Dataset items
■ ■ ■ ■ ■ ■ ■

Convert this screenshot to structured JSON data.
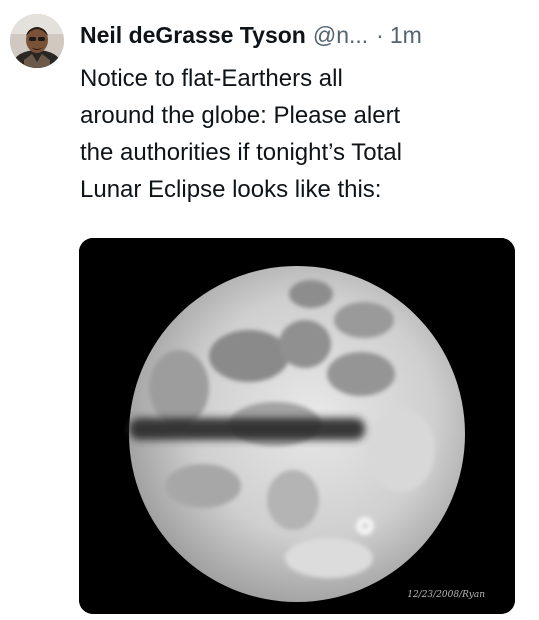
{
  "tweet": {
    "author": {
      "display_name": "Neil deGrasse Tyson",
      "handle": "@n...",
      "avatar_icon": "profile-avatar"
    },
    "separator": "·",
    "timestamp": "1m",
    "text": "Notice to flat-Earthers all\naround the globe: Please alert\nthe authorities if tonight’s Total\nLunar Eclipse looks like this:",
    "media": {
      "kind": "image",
      "description_icon": "full-moon-image",
      "watermark": "12/23/2008/Ryan"
    }
  },
  "colors": {
    "text_primary": "#0f1419",
    "text_secondary": "#536471",
    "background": "#ffffff",
    "media_background": "#000000"
  }
}
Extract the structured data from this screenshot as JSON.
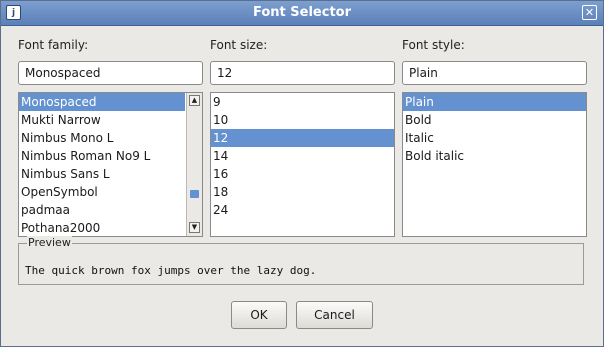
{
  "window": {
    "title": "Font Selector",
    "app_icon_glyph": "j",
    "close_glyph": "✕"
  },
  "family": {
    "label": "Font family:",
    "value": "Monospaced",
    "items": [
      "Monospaced",
      "Mukti Narrow",
      "Nimbus Mono L",
      "Nimbus Roman No9 L",
      "Nimbus Sans L",
      "OpenSymbol",
      "padmaa",
      "Pothana2000"
    ],
    "selected": "Monospaced"
  },
  "size": {
    "label": "Font size:",
    "value": "12",
    "items": [
      "9",
      "10",
      "12",
      "14",
      "16",
      "18",
      "24"
    ],
    "selected": "12"
  },
  "style": {
    "label": "Font style:",
    "value": "Plain",
    "items": [
      "Plain",
      "Bold",
      "Italic",
      "Bold italic"
    ],
    "selected": "Plain"
  },
  "preview": {
    "legend": "Preview",
    "text": "The quick brown fox jumps over the lazy dog."
  },
  "buttons": {
    "ok": "OK",
    "cancel": "Cancel"
  },
  "scrollbar": {
    "up_glyph": "▲",
    "down_glyph": "▼"
  },
  "colors": {
    "selection": "#6491cf",
    "titlebar": "#5b7fb8"
  }
}
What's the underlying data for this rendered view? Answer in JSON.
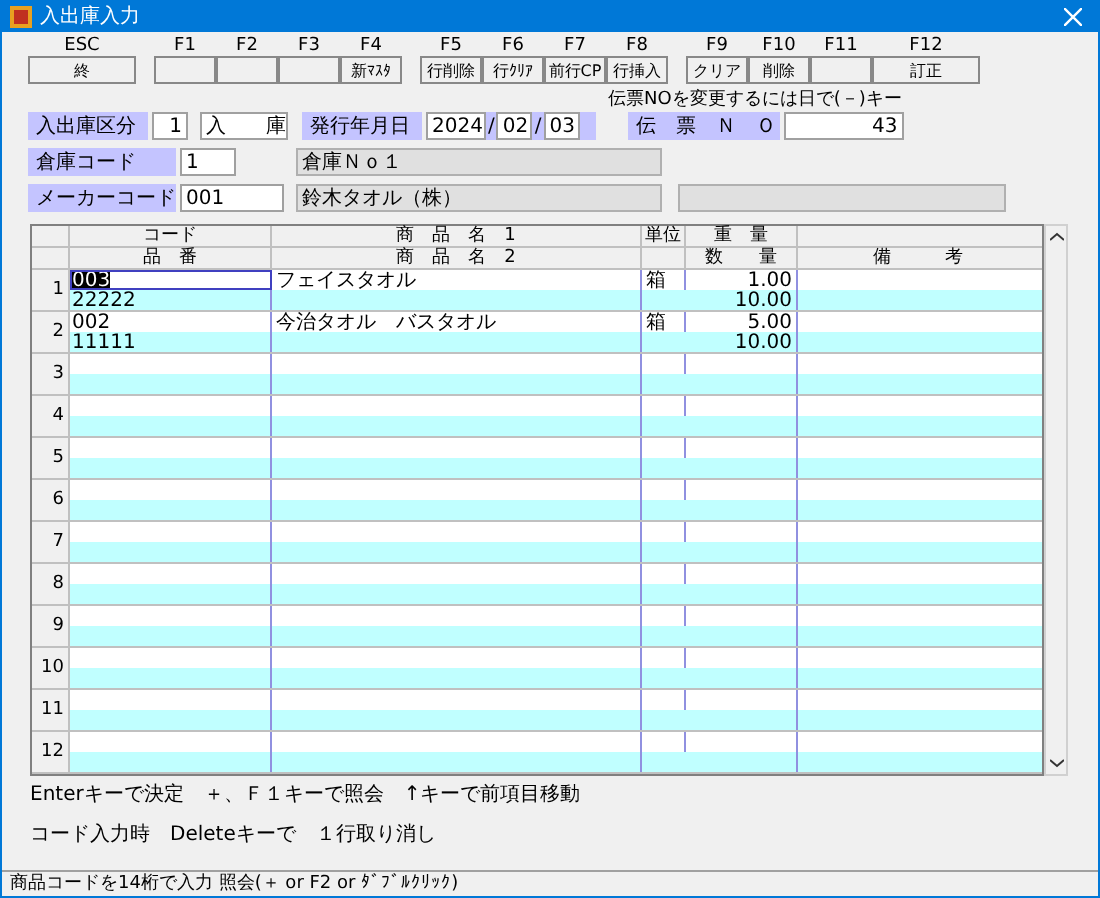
{
  "window": {
    "title": "入出庫入力"
  },
  "function_keys": [
    [
      {
        "key": "ESC",
        "label": "終"
      }
    ],
    [
      {
        "key": "F1"
      },
      {
        "key": "F2"
      },
      {
        "key": "F3"
      },
      {
        "key": "F4",
        "label": "新ﾏｽﾀ"
      }
    ],
    [
      {
        "key": "F5",
        "label": "行削除"
      },
      {
        "key": "F6",
        "label": "行ｸﾘｱ"
      },
      {
        "key": "F7",
        "label": "前行CP"
      },
      {
        "key": "F8",
        "label": "行挿入"
      }
    ],
    [
      {
        "key": "F9",
        "label": "クリア"
      },
      {
        "key": "F10",
        "label": "削除"
      },
      {
        "key": "F11"
      },
      {
        "key": "F12",
        "label": "訂正"
      }
    ]
  ],
  "hint": "伝票NOを変更するには日で(－)キー",
  "header": {
    "type_label": "入出庫区分",
    "type_code": "1",
    "type_name": "入　　庫",
    "date_label": "発行年月日",
    "year": "2024",
    "separator_1": "/",
    "month": "02",
    "separator_2": "/",
    "day": "03",
    "slip_label": "伝　票　Ｎ　Ｏ",
    "slip_no": "43",
    "warehouse_label": "倉庫コード",
    "warehouse_code": "1",
    "warehouse_name": "倉庫Ｎｏ１",
    "maker_label": "メーカーコード",
    "maker_code": "001",
    "maker_name": "鈴木タオル（株）"
  },
  "table": {
    "header_top": {
      "code": "コード",
      "name": "商　品　名　1",
      "unit": "単位",
      "weight": "重　量"
    },
    "header_bottom": {
      "code": "品　番",
      "name": "商　品　名　2",
      "weight": "数　　量",
      "remarks": "備　　　考"
    },
    "rows": [
      {
        "number": "1",
        "code": "003",
        "name": "フェイスタオル",
        "unit": "箱",
        "weight": "1.00",
        "part_no": "22222",
        "quantity": "10.00",
        "selected": true
      },
      {
        "number": "2",
        "code": "002",
        "name": "今治タオル　バスタオル",
        "unit": "箱",
        "weight": "5.00",
        "part_no": "11111",
        "quantity": "10.00",
        "selected": false
      },
      {
        "number": "3",
        "selected": false
      },
      {
        "number": "4",
        "selected": false
      },
      {
        "number": "5",
        "selected": false
      },
      {
        "number": "6",
        "selected": false
      },
      {
        "number": "7",
        "selected": false
      },
      {
        "number": "8",
        "selected": false
      },
      {
        "number": "9",
        "selected": false
      },
      {
        "number": "10",
        "selected": false
      },
      {
        "number": "11",
        "selected": false
      },
      {
        "number": "12",
        "selected": false
      }
    ]
  },
  "help_lines": [
    "Enterキーで決定　＋、Ｆ１キーで照会　↑キーで前項目移動",
    "コード入力時　Deleteキーで　１行取り消し"
  ],
  "status_bar": "商品コードを14桁で入力 照会(＋ or F2 or ﾀﾞﾌﾞﾙｸﾘｯｸ)"
}
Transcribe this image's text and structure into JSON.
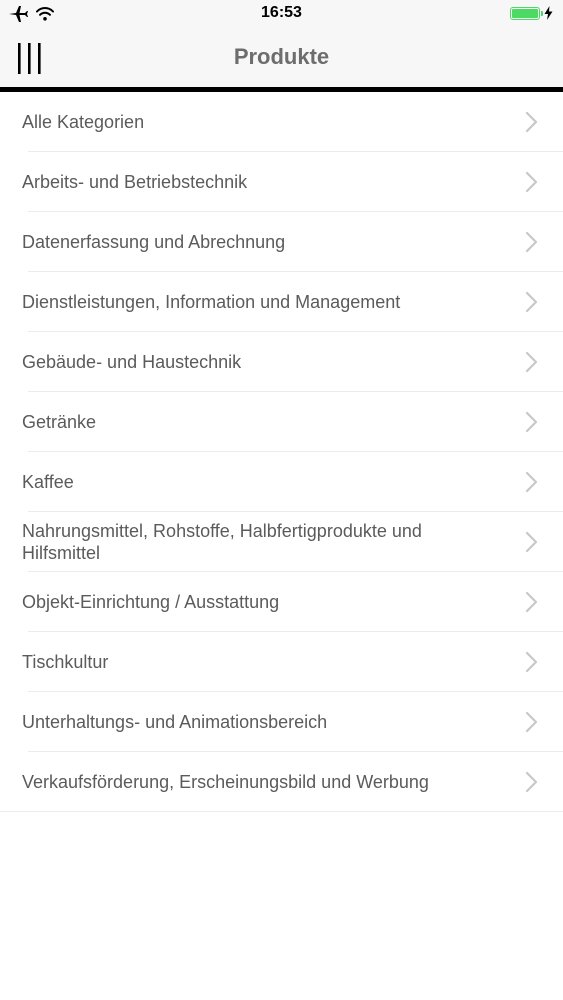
{
  "status_bar": {
    "time": "16:53"
  },
  "nav": {
    "title": "Produkte"
  },
  "categories": [
    {
      "label": "Alle Kategorien"
    },
    {
      "label": "Arbeits- und Betriebstechnik"
    },
    {
      "label": "Datenerfassung und Abrechnung"
    },
    {
      "label": "Dienstleistungen, Information und Management"
    },
    {
      "label": "Gebäude- und Haustechnik"
    },
    {
      "label": "Getränke"
    },
    {
      "label": "Kaffee"
    },
    {
      "label": "Nahrungsmittel, Rohstoffe, Halbfertigprodukte und Hilfsmittel"
    },
    {
      "label": "Objekt-Einrichtung / Ausstattung"
    },
    {
      "label": "Tischkultur"
    },
    {
      "label": "Unterhaltungs- und Animationsbereich"
    },
    {
      "label": "Verkaufsförderung, Erscheinungsbild und Werbung"
    }
  ],
  "icons": {
    "airplane": "airplane-icon",
    "wifi": "wifi-icon",
    "battery": "battery-icon",
    "charging": "charging-bolt-icon",
    "menu": "menu-icon",
    "chevron": "chevron-right-icon"
  },
  "colors": {
    "battery": "#4cd964",
    "nav_background": "#f7f7f7",
    "nav_border": "#000000",
    "label": "#5b5b5b",
    "chevron": "#c7c7cc",
    "separator": "#ececec"
  }
}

■ ■ ■ ■ ■ ■ ■

→ Problem to work on:
Repeat each record exactly, with the pictures left out.

→ Solution to this problem:
Convert this screenshot to structured JSON data.
{
  "tweet": {
    "author": {
      "display_name": "Neil deGrasse Tyson",
      "handle": "@n...",
      "avatar_icon": "profile-avatar"
    },
    "separator": "·",
    "timestamp": "1m",
    "text": "Notice to flat-Earthers all\naround the globe: Please alert\nthe authorities if tonight’s Total\nLunar Eclipse looks like this:",
    "media": {
      "kind": "image",
      "description_icon": "full-moon-image",
      "watermark": "12/23/2008/Ryan"
    }
  },
  "colors": {
    "text_primary": "#0f1419",
    "text_secondary": "#536471",
    "background": "#ffffff",
    "media_background": "#000000"
  }
}
Extract the structured data from this screenshot as JSON.
{
  "window": {
    "title": "Font Selector",
    "app_icon_glyph": "j",
    "close_glyph": "✕"
  },
  "family": {
    "label": "Font family:",
    "value": "Monospaced",
    "items": [
      "Monospaced",
      "Mukti Narrow",
      "Nimbus Mono L",
      "Nimbus Roman No9 L",
      "Nimbus Sans L",
      "OpenSymbol",
      "padmaa",
      "Pothana2000"
    ],
    "selected": "Monospaced"
  },
  "size": {
    "label": "Font size:",
    "value": "12",
    "items": [
      "9",
      "10",
      "12",
      "14",
      "16",
      "18",
      "24"
    ],
    "selected": "12"
  },
  "style": {
    "label": "Font style:",
    "value": "Plain",
    "items": [
      "Plain",
      "Bold",
      "Italic",
      "Bold italic"
    ],
    "selected": "Plain"
  },
  "preview": {
    "legend": "Preview",
    "text": "The quick brown fox jumps over the lazy dog."
  },
  "buttons": {
    "ok": "OK",
    "cancel": "Cancel"
  },
  "scrollbar": {
    "up_glyph": "▲",
    "down_glyph": "▼"
  },
  "colors": {
    "selection": "#6491cf",
    "titlebar": "#5b7fb8"
  }
}
What's the underlying data for this rendered view? Answer in JSON.
{
  "window": {
    "title": "入出庫入力"
  },
  "function_keys": [
    [
      {
        "key": "ESC",
        "label": "終"
      }
    ],
    [
      {
        "key": "F1"
      },
      {
        "key": "F2"
      },
      {
        "key": "F3"
      },
      {
        "key": "F4",
        "label": "新ﾏｽﾀ"
      }
    ],
    [
      {
        "key": "F5",
        "label": "行削除"
      },
      {
        "key": "F6",
        "label": "行ｸﾘｱ"
      },
      {
        "key": "F7",
        "label": "前行CP"
      },
      {
        "key": "F8",
        "label": "行挿入"
      }
    ],
    [
      {
        "key": "F9",
        "label": "クリア"
      },
      {
        "key": "F10",
        "label": "削除"
      },
      {
        "key": "F11"
      },
      {
        "key": "F12",
        "label": "訂正"
      }
    ]
  ],
  "hint": "伝票NOを変更するには日で(－)キー",
  "header": {
    "type_label": "入出庫区分",
    "type_code": "1",
    "type_name": "入　　庫",
    "date_label": "発行年月日",
    "year": "2024",
    "separator_1": "/",
    "month": "02",
    "separator_2": "/",
    "day": "03",
    "slip_label": "伝　票　Ｎ　Ｏ",
    "slip_no": "43",
    "warehouse_label": "倉庫コード",
    "warehouse_code": "1",
    "warehouse_name": "倉庫Ｎｏ１",
    "maker_label": "メーカーコード",
    "maker_code": "001",
    "maker_name": "鈴木タオル（株）"
  },
  "table": {
    "header_top": {
      "code": "コード",
      "name": "商　品　名　1",
      "unit": "単位",
      "weight": "重　量"
    },
    "header_bottom": {
      "code": "品　番",
      "name": "商　品　名　2",
      "weight": "数　　量",
      "remarks": "備　　　考"
    },
    "rows": [
      {
        "number": "1",
        "code": "003",
        "name": "フェイスタオル",
        "unit": "箱",
        "weight": "1.00",
        "part_no": "22222",
        "quantity": "10.00",
        "selected": true
      },
      {
        "number": "2",
        "code": "002",
        "name": "今治タオル　バスタオル",
        "unit": "箱",
        "weight": "5.00",
        "part_no": "11111",
        "quantity": "10.00",
        "selected": false
      },
      {
        "number": "3",
        "selected": false
      },
      {
        "number": "4",
        "selected": false
      },
      {
        "number": "5",
        "selected": false
      },
      {
        "number": "6",
        "selected": false
      },
      {
        "number": "7",
        "selected": false
      },
      {
        "number": "8",
        "selected": false
      },
      {
        "number": "9",
        "selected": false
      },
      {
        "number": "10",
        "selected": false
      },
      {
        "number": "11",
        "selected": false
      },
      {
        "number": "12",
        "selected": false
      }
    ]
  },
  "help_lines": [
    "Enterキーで決定　＋、Ｆ１キーで照会　↑キーで前項目移動",
    "コード入力時　Deleteキーで　１行取り消し"
  ],
  "status_bar": "商品コードを14桁で入力 照会(＋ or F2 or ﾀﾞﾌﾞﾙｸﾘｯｸ)"
}
Transcribe this image's text and structure into JSON.
{
  "status_bar": {
    "time": "16:53"
  },
  "nav": {
    "title": "Produkte"
  },
  "categories": [
    {
      "label": "Alle Kategorien"
    },
    {
      "label": "Arbeits- und Betriebstechnik"
    },
    {
      "label": "Datenerfassung und Abrechnung"
    },
    {
      "label": "Dienstleistungen, Information und Management"
    },
    {
      "label": "Gebäude- und Haustechnik"
    },
    {
      "label": "Getränke"
    },
    {
      "label": "Kaffee"
    },
    {
      "label": "Nahrungsmittel, Rohstoffe, Halbfertigprodukte und Hilfsmittel"
    },
    {
      "label": "Objekt-Einrichtung / Ausstattung"
    },
    {
      "label": "Tischkultur"
    },
    {
      "label": "Unterhaltungs- und Animationsbereich"
    },
    {
      "label": "Verkaufsförderung, Erscheinungsbild und Werbung"
    }
  ],
  "icons": {
    "airplane": "airplane-icon",
    "wifi": "wifi-icon",
    "battery": "battery-icon",
    "charging": "charging-bolt-icon",
    "menu": "menu-icon",
    "chevron": "chevron-right-icon"
  },
  "colors": {
    "battery": "#4cd964",
    "nav_background": "#f7f7f7",
    "nav_border": "#000000",
    "label": "#5b5b5b",
    "chevron": "#c7c7cc",
    "separator": "#ececec"
  }
}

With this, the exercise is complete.